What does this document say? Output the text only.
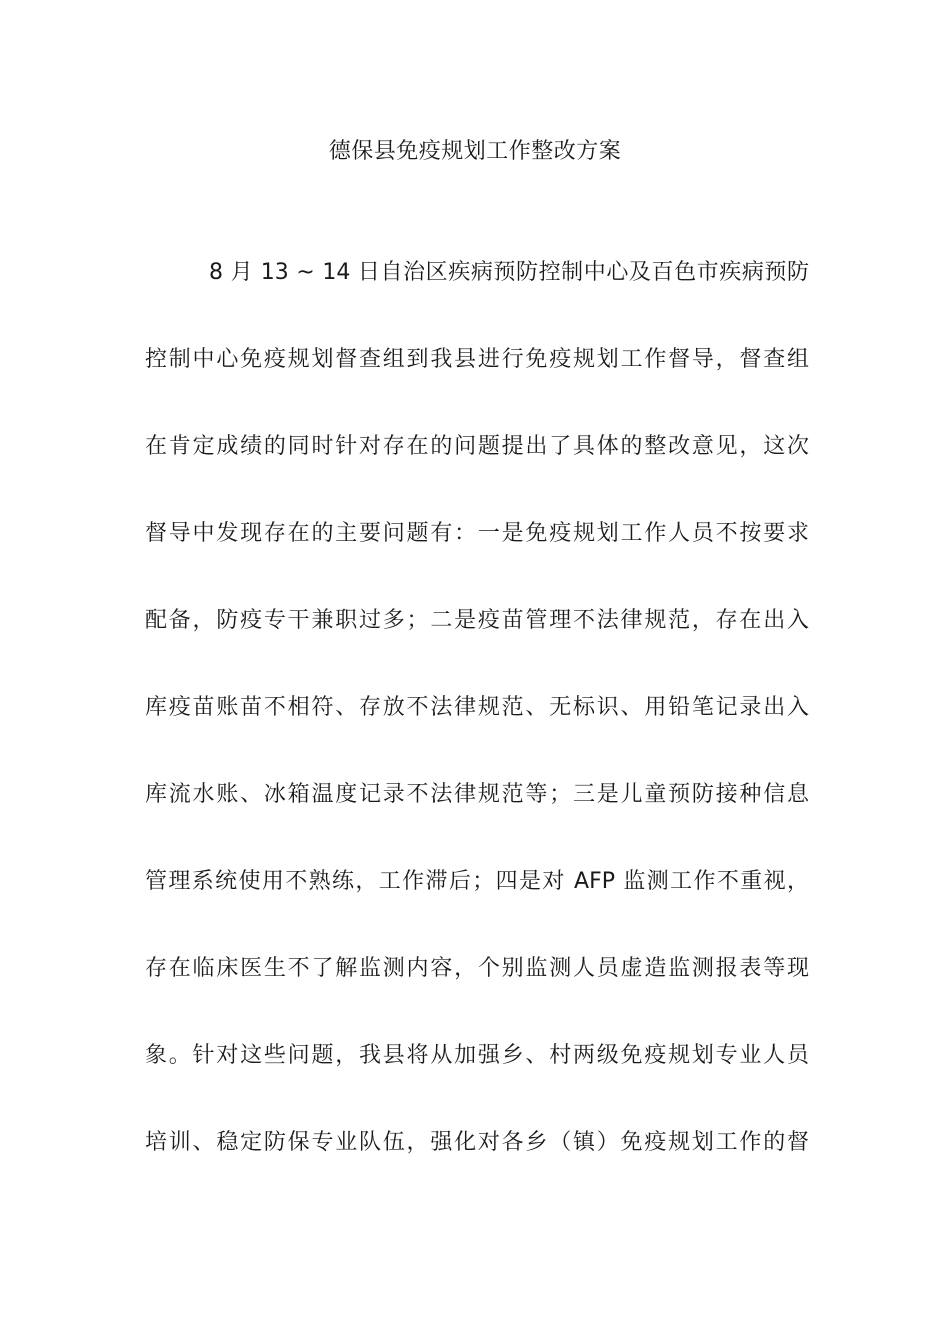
德保县免疫规划工作整改方案
8 月 13 ~ 14 日自治区疾病预防控制中心及百色市疾病预防
控制中心免疫规划督查组到我县进行免疫规划工作督导，督查组
在肯定成绩的同时针对存在的问题提出了具体的整改意见，这次
督导中发现存在的主要问题有：一是免疫规划工作人员不按要求
配备，防疫专干兼职过多；二是疫苗管理不法律规范，存在出入
库疫苗账苗不相符、存放不法律规范、无标识、用铅笔记录出入
库流水账、冰箱温度记录不法律规范等；三是儿童预防接种信息
管理系统使用不熟练，工作滞后；四是对 AFP 监测工作不重视，
存在临床医生不了解监测内容，个别监测人员虚造监测报表等现
象。针对这些问题，我县将从加强乡、村两级免疫规划专业人员
培训、稳定防保专业队伍，强化对各乡（镇）免疫规划工作的督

• • • • • • •

:: Prompt ::
Quote every record above exactly, leaving out the pictures.

:: Answer to this exercise ::
What does this document say? Output the text only.
德保县免疫规划工作整改方案
8 月 13 ~ 14 日自治区疾病预防控制中心及百色市疾病预防
控制中心免疫规划督查组到我县进行免疫规划工作督导，督查组
在肯定成绩的同时针对存在的问题提出了具体的整改意见，这次
督导中发现存在的主要问题有：一是免疫规划工作人员不按要求
配备，防疫专干兼职过多；二是疫苗管理不法律规范，存在出入
库疫苗账苗不相符、存放不法律规范、无标识、用铅笔记录出入
库流水账、冰箱温度记录不法律规范等；三是儿童预防接种信息
管理系统使用不熟练，工作滞后；四是对 AFP 监测工作不重视，
存在临床医生不了解监测内容，个别监测人员虚造监测报表等现
象。针对这些问题，我县将从加强乡、村两级免疫规划专业人员
培训、稳定防保专业队伍，强化对各乡（镇）免疫规划工作的督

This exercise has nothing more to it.